=== Selected text ===

◇ ◇ ◇ ◇

I was proud to discover that I just gained back a week of my life. I thought that yesterday was the 15th, but it was only the 8th. What a relief. My honey wrote me a note today. He says that he wants to kiss me, but he's too shy. He says he wants me to kiss him instead. I don't think that's fair at all! I think he should kiss me now that we've established that we both want to kiss.
Please try to forget all the weird stuff I said yesterday. I was being crazy. Ha-Ha.
So, this is all out in the open. I want us to kiss, he wants us to kiss. It just doesn't seem very romantic this way. I know, I know. I'm a whiner. Before I didn't want to kiss him because I didn't know if he wanted to. Now I don't because I know he does and it completely ruins the MOOD for me. Haha.

◇ ◇ ◇ ◇

=== Data excerpt ===
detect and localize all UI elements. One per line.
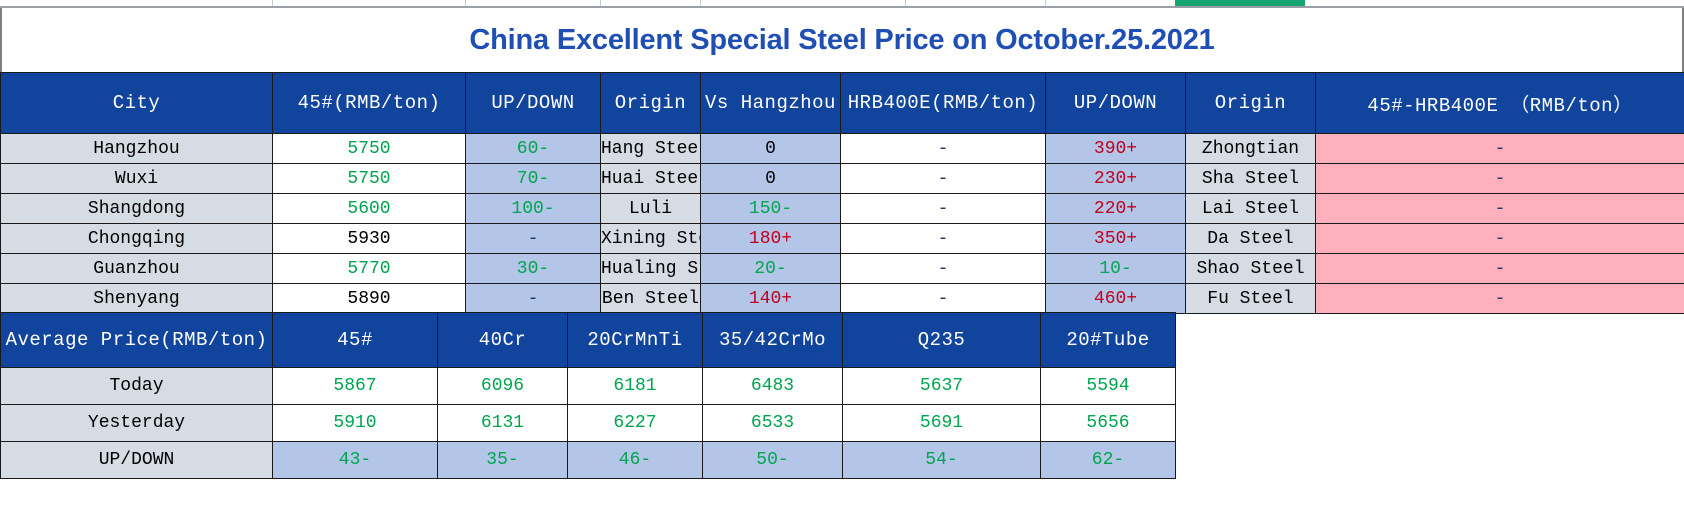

◇ ◇ ◇ ◇

=== Actions to take ===
A - Answer these questions using the diary entry:
(i) What date did the writer think yesterday was, and what date was it really?
(ii) In the note, who does the writer's honey want to start the kiss?
(iii) What does the writer say completely ruins the mood?
B - Quote the diary entry word for word, from "I was proud" to "being crazy. Ha-Ha.".

=== Solved tasks ===
A -
(i) The writer thought it was the 15th, but it was only the 8th.
(ii) He wants the writer to kiss him, because he says he's too shy.
(iii) Knowing that he wants to kiss ruins the mood.

B -
I was proud to discover that I just gained back a week of my life. I thought that yesterday was the 15th, but it was only the 8th. What a relief. My honey wrote me a note today. He says that he wants to kiss me, but he's too shy. He says he wants me to kiss him instead. I don't think that's fair at all! I think he should kiss me now that we've established that we both want to kiss.
Please try to forget all the weird stuff I said yesterday. I was being crazy. Ha-Ha.